DATASET RECORDS ▸

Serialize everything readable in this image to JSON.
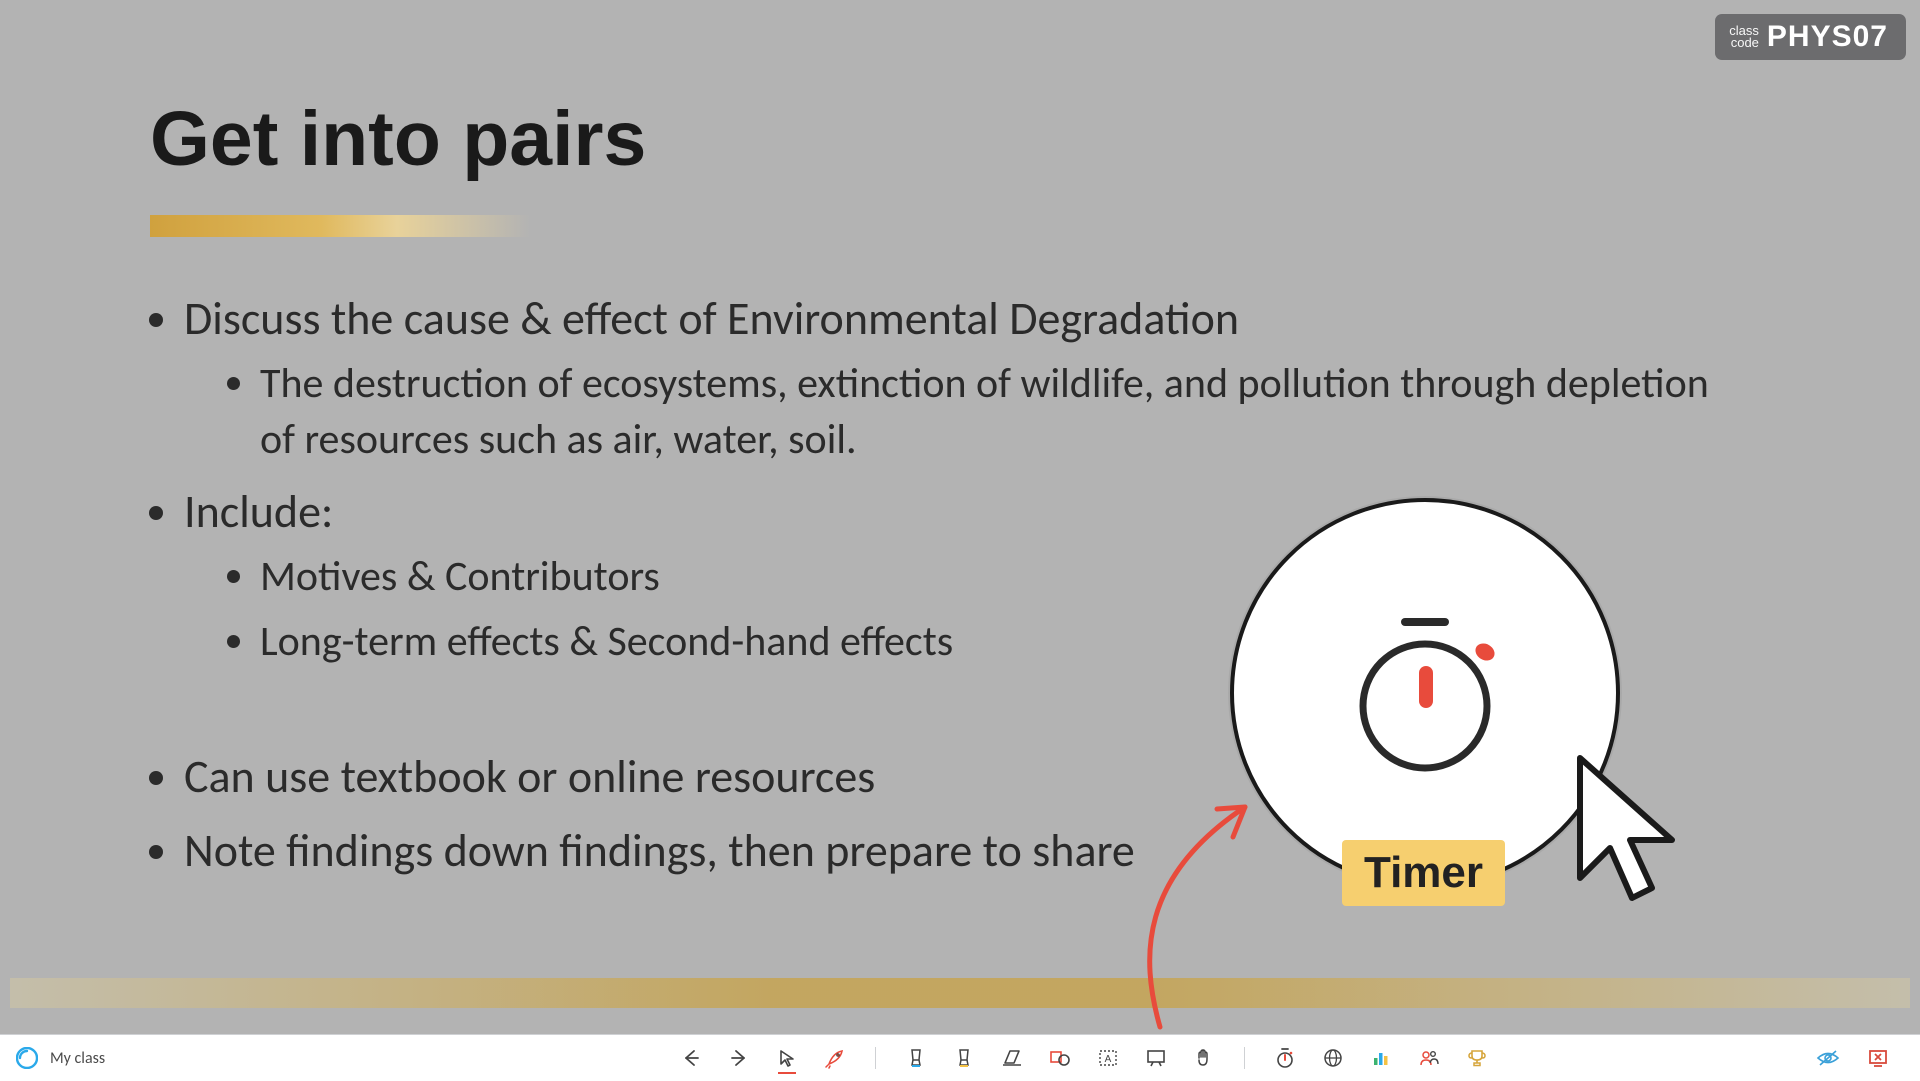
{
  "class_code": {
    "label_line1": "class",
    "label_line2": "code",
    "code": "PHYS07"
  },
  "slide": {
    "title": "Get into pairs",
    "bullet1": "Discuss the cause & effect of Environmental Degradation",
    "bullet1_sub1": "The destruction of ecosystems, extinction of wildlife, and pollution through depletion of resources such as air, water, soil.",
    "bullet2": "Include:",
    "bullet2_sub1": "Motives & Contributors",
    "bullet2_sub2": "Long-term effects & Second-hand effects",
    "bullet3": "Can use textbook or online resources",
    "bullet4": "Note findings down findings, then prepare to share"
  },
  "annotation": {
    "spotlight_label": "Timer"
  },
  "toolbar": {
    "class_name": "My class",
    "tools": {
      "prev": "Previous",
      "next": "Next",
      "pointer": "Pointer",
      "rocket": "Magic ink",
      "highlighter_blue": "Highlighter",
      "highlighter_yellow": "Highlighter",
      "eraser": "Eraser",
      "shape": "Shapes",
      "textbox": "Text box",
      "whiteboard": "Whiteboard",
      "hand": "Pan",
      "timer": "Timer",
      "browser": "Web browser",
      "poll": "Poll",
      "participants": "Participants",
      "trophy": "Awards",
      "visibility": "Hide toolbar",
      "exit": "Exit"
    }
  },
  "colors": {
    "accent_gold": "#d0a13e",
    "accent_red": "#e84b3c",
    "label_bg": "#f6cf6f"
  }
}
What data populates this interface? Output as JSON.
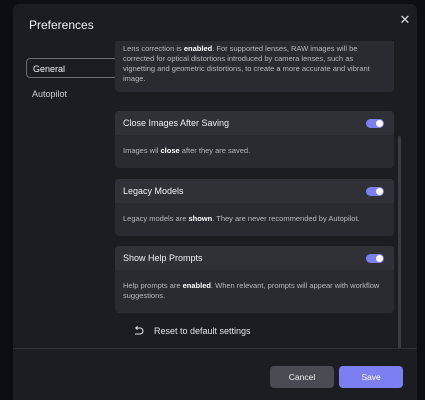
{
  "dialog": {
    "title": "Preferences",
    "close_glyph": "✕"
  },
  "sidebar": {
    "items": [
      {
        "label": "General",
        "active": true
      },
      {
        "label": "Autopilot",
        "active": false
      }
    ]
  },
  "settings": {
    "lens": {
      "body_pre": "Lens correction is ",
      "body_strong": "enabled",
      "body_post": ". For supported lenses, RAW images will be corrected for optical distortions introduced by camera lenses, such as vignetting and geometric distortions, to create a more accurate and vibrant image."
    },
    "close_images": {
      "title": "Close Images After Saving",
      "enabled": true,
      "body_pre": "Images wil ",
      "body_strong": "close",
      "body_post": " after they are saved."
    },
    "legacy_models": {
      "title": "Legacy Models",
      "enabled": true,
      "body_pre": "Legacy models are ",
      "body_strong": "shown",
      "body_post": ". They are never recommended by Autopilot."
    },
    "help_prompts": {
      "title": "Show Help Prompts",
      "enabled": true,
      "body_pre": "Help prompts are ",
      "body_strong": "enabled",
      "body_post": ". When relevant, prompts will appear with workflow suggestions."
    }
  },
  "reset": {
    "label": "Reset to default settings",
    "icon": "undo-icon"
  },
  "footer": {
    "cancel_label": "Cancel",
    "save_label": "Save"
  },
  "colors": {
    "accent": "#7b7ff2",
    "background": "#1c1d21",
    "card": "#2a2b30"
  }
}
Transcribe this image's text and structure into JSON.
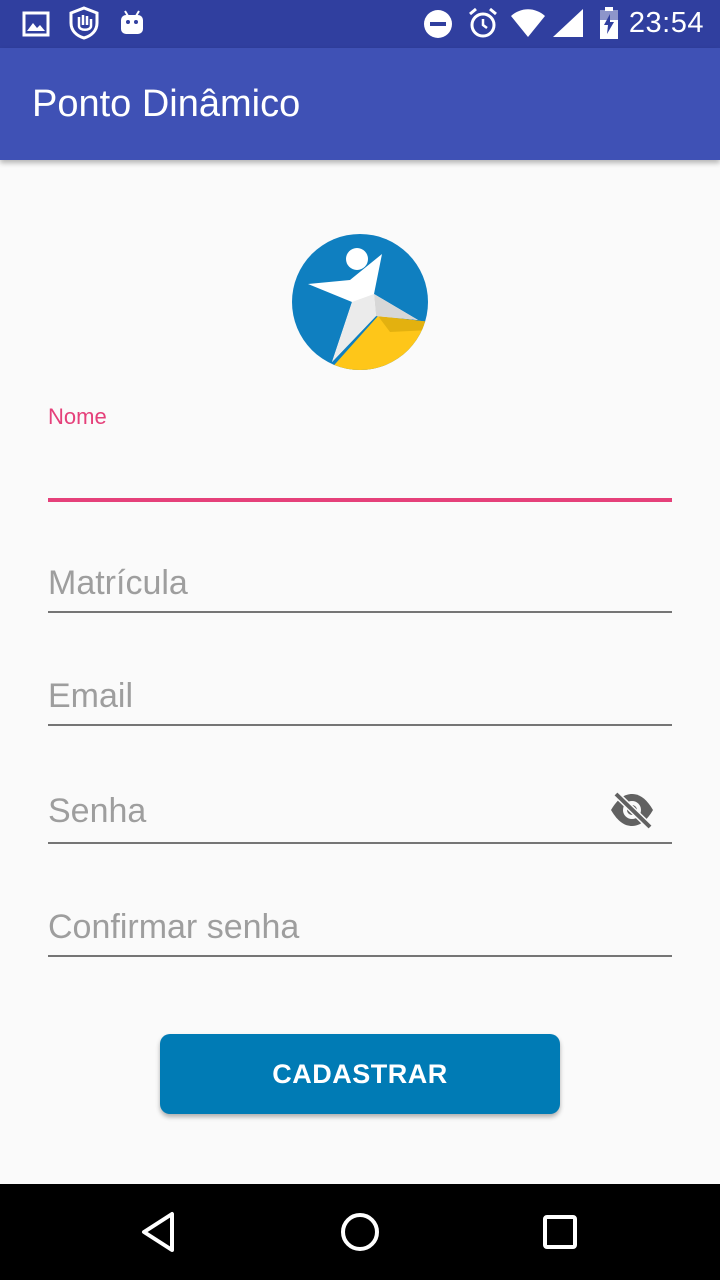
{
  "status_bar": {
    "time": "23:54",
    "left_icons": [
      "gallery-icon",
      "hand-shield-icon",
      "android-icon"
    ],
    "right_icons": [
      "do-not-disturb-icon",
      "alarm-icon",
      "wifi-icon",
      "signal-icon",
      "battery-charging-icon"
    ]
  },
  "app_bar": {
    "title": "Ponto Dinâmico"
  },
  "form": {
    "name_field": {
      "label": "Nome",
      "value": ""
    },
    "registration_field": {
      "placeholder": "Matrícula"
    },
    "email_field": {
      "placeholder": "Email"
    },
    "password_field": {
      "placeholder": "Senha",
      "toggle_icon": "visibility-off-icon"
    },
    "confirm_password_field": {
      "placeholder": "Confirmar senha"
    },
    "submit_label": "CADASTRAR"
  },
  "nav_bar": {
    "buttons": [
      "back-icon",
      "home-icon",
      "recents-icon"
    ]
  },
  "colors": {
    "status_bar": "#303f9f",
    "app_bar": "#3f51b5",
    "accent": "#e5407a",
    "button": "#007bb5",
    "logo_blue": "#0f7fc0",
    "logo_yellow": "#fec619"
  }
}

PROBLEM TO WORK ON ▸ Without the pictures, restate each entry exactly.

CORRECT RESPONSE ▸
Serialize everything readable in this image to JSON.
{
  "class_code": {
    "label_line1": "class",
    "label_line2": "code",
    "code": "PHYS07"
  },
  "slide": {
    "title": "Get into pairs",
    "bullet1": "Discuss the cause & effect of Environmental Degradation",
    "bullet1_sub1": "The destruction of ecosystems, extinction of wildlife, and pollution through depletion of resources such as air, water, soil.",
    "bullet2": "Include:",
    "bullet2_sub1": "Motives & Contributors",
    "bullet2_sub2": "Long-term effects & Second-hand effects",
    "bullet3": "Can use textbook or online resources",
    "bullet4": "Note findings down findings, then prepare to share"
  },
  "annotation": {
    "spotlight_label": "Timer"
  },
  "toolbar": {
    "class_name": "My class",
    "tools": {
      "prev": "Previous",
      "next": "Next",
      "pointer": "Pointer",
      "rocket": "Magic ink",
      "highlighter_blue": "Highlighter",
      "highlighter_yellow": "Highlighter",
      "eraser": "Eraser",
      "shape": "Shapes",
      "textbox": "Text box",
      "whiteboard": "Whiteboard",
      "hand": "Pan",
      "timer": "Timer",
      "browser": "Web browser",
      "poll": "Poll",
      "participants": "Participants",
      "trophy": "Awards",
      "visibility": "Hide toolbar",
      "exit": "Exit"
    }
  },
  "colors": {
    "accent_gold": "#d0a13e",
    "accent_red": "#e84b3c",
    "label_bg": "#f6cf6f"
  }
}
What data populates this interface? Output as JSON.
{
  "dialog": {
    "title": "Preferences",
    "close_glyph": "✕"
  },
  "sidebar": {
    "items": [
      {
        "label": "General",
        "active": true
      },
      {
        "label": "Autopilot",
        "active": false
      }
    ]
  },
  "settings": {
    "lens": {
      "body_pre": "Lens correction is ",
      "body_strong": "enabled",
      "body_post": ". For supported lenses, RAW images will be corrected for optical distortions introduced by camera lenses, such as vignetting and geometric distortions, to create a more accurate and vibrant image."
    },
    "close_images": {
      "title": "Close Images After Saving",
      "enabled": true,
      "body_pre": "Images wil ",
      "body_strong": "close",
      "body_post": " after they are saved."
    },
    "legacy_models": {
      "title": "Legacy Models",
      "enabled": true,
      "body_pre": "Legacy models are ",
      "body_strong": "shown",
      "body_post": ". They are never recommended by Autopilot."
    },
    "help_prompts": {
      "title": "Show Help Prompts",
      "enabled": true,
      "body_pre": "Help prompts are ",
      "body_strong": "enabled",
      "body_post": ". When relevant, prompts will appear with workflow suggestions."
    }
  },
  "reset": {
    "label": "Reset to default settings",
    "icon": "undo-icon"
  },
  "footer": {
    "cancel_label": "Cancel",
    "save_label": "Save"
  },
  "colors": {
    "accent": "#7b7ff2",
    "background": "#1c1d21",
    "card": "#2a2b30"
  }
}
Transcribe this image's text and structure into JSON.
{
  "status_bar": {
    "time": "23:54",
    "left_icons": [
      "gallery-icon",
      "hand-shield-icon",
      "android-icon"
    ],
    "right_icons": [
      "do-not-disturb-icon",
      "alarm-icon",
      "wifi-icon",
      "signal-icon",
      "battery-charging-icon"
    ]
  },
  "app_bar": {
    "title": "Ponto Dinâmico"
  },
  "form": {
    "name_field": {
      "label": "Nome",
      "value": ""
    },
    "registration_field": {
      "placeholder": "Matrícula"
    },
    "email_field": {
      "placeholder": "Email"
    },
    "password_field": {
      "placeholder": "Senha",
      "toggle_icon": "visibility-off-icon"
    },
    "confirm_password_field": {
      "placeholder": "Confirmar senha"
    },
    "submit_label": "CADASTRAR"
  },
  "nav_bar": {
    "buttons": [
      "back-icon",
      "home-icon",
      "recents-icon"
    ]
  },
  "colors": {
    "status_bar": "#303f9f",
    "app_bar": "#3f51b5",
    "accent": "#e5407a",
    "button": "#007bb5",
    "logo_blue": "#0f7fc0",
    "logo_yellow": "#fec619"
  }
}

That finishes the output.